= WHAT IS ASKED =
Every line must be returned precisely as it is written.

= SUPPLIED RECORDS =
** BEGIN **

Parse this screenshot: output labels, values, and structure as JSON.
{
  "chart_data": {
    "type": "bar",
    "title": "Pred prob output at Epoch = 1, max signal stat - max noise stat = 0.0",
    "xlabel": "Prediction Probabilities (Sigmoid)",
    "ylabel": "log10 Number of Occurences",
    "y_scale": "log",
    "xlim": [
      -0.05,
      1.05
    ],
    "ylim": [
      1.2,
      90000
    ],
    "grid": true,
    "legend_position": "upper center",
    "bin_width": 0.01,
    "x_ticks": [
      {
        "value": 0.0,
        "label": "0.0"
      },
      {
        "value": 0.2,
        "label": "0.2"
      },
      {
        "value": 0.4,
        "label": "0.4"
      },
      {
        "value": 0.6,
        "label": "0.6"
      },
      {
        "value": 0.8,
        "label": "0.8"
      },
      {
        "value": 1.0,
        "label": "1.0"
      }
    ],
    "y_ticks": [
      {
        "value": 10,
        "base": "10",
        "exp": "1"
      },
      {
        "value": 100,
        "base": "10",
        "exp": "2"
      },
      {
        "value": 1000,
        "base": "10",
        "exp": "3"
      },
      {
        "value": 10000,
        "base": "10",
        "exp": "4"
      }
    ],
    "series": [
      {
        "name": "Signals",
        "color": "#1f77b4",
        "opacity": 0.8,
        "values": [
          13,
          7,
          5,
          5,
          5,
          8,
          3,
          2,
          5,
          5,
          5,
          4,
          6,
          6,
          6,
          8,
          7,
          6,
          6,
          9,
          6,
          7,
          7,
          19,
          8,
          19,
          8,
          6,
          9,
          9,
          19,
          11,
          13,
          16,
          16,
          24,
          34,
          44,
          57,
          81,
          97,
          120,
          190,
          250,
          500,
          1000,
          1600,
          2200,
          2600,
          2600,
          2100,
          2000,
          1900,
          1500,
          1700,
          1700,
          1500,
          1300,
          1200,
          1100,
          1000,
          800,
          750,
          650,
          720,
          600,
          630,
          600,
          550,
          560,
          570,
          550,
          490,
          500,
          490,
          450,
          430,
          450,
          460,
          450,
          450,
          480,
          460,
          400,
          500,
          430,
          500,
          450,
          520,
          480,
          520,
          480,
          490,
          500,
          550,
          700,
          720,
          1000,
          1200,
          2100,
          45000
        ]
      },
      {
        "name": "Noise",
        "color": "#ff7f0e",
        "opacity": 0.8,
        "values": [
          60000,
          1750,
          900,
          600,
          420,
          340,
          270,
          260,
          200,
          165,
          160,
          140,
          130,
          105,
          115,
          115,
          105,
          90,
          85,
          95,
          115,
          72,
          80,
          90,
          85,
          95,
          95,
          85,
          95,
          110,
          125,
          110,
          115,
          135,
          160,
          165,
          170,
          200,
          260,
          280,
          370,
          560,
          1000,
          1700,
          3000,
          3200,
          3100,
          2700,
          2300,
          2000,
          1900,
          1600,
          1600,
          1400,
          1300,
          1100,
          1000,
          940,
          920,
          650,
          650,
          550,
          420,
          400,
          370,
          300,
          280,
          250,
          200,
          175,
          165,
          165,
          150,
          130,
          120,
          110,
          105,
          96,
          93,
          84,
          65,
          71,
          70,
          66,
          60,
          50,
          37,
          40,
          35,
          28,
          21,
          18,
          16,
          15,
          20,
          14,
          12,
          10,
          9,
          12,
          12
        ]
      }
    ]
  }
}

** END **

= PROBLEM SOLUTION =
Parse this screenshot: output labels, values, and structure as JSON.
{
  "chart_data": {
    "type": "bar",
    "title": "Pred prob output at Epoch = 1, max signal stat - max noise stat = 0.0",
    "xlabel": "Prediction Probabilities (Sigmoid)",
    "ylabel": "log10 Number of Occurences",
    "y_scale": "log",
    "xlim": [
      -0.05,
      1.05
    ],
    "ylim": [
      1.2,
      90000
    ],
    "grid": true,
    "legend_position": "upper center",
    "bin_width": 0.01,
    "x_ticks": [
      {
        "value": 0.0,
        "label": "0.0"
      },
      {
        "value": 0.2,
        "label": "0.2"
      },
      {
        "value": 0.4,
        "label": "0.4"
      },
      {
        "value": 0.6,
        "label": "0.6"
      },
      {
        "value": 0.8,
        "label": "0.8"
      },
      {
        "value": 1.0,
        "label": "1.0"
      }
    ],
    "y_ticks": [
      {
        "value": 10,
        "base": "10",
        "exp": "1"
      },
      {
        "value": 100,
        "base": "10",
        "exp": "2"
      },
      {
        "value": 1000,
        "base": "10",
        "exp": "3"
      },
      {
        "value": 10000,
        "base": "10",
        "exp": "4"
      }
    ],
    "series": [
      {
        "name": "Signals",
        "color": "#1f77b4",
        "opacity": 0.8,
        "values": [
          13,
          7,
          5,
          5,
          5,
          8,
          3,
          2,
          5,
          5,
          5,
          4,
          6,
          6,
          6,
          8,
          7,
          6,
          6,
          9,
          6,
          7,
          7,
          19,
          8,
          19,
          8,
          6,
          9,
          9,
          19,
          11,
          13,
          16,
          16,
          24,
          34,
          44,
          57,
          81,
          97,
          120,
          190,
          250,
          500,
          1000,
          1600,
          2200,
          2600,
          2600,
          2100,
          2000,
          1900,
          1500,
          1700,
          1700,
          1500,
          1300,
          1200,
          1100,
          1000,
          800,
          750,
          650,
          720,
          600,
          630,
          600,
          550,
          560,
          570,
          550,
          490,
          500,
          490,
          450,
          430,
          450,
          460,
          450,
          450,
          480,
          460,
          400,
          500,
          430,
          500,
          450,
          520,
          480,
          520,
          480,
          490,
          500,
          550,
          700,
          720,
          1000,
          1200,
          2100,
          45000
        ]
      },
      {
        "name": "Noise",
        "color": "#ff7f0e",
        "opacity": 0.8,
        "values": [
          60000,
          1750,
          900,
          600,
          420,
          340,
          270,
          260,
          200,
          165,
          160,
          140,
          130,
          105,
          115,
          115,
          105,
          90,
          85,
          95,
          115,
          72,
          80,
          90,
          85,
          95,
          95,
          85,
          95,
          110,
          125,
          110,
          115,
          135,
          160,
          165,
          170,
          200,
          260,
          280,
          370,
          560,
          1000,
          1700,
          3000,
          3200,
          3100,
          2700,
          2300,
          2000,
          1900,
          1600,
          1600,
          1400,
          1300,
          1100,
          1000,
          940,
          920,
          650,
          650,
          550,
          420,
          400,
          370,
          300,
          280,
          250,
          200,
          175,
          165,
          165,
          150,
          130,
          120,
          110,
          105,
          96,
          93,
          84,
          65,
          71,
          70,
          66,
          60,
          50,
          37,
          40,
          35,
          28,
          21,
          18,
          16,
          15,
          20,
          14,
          12,
          10,
          9,
          12,
          12
        ]
      }
    ]
  }
}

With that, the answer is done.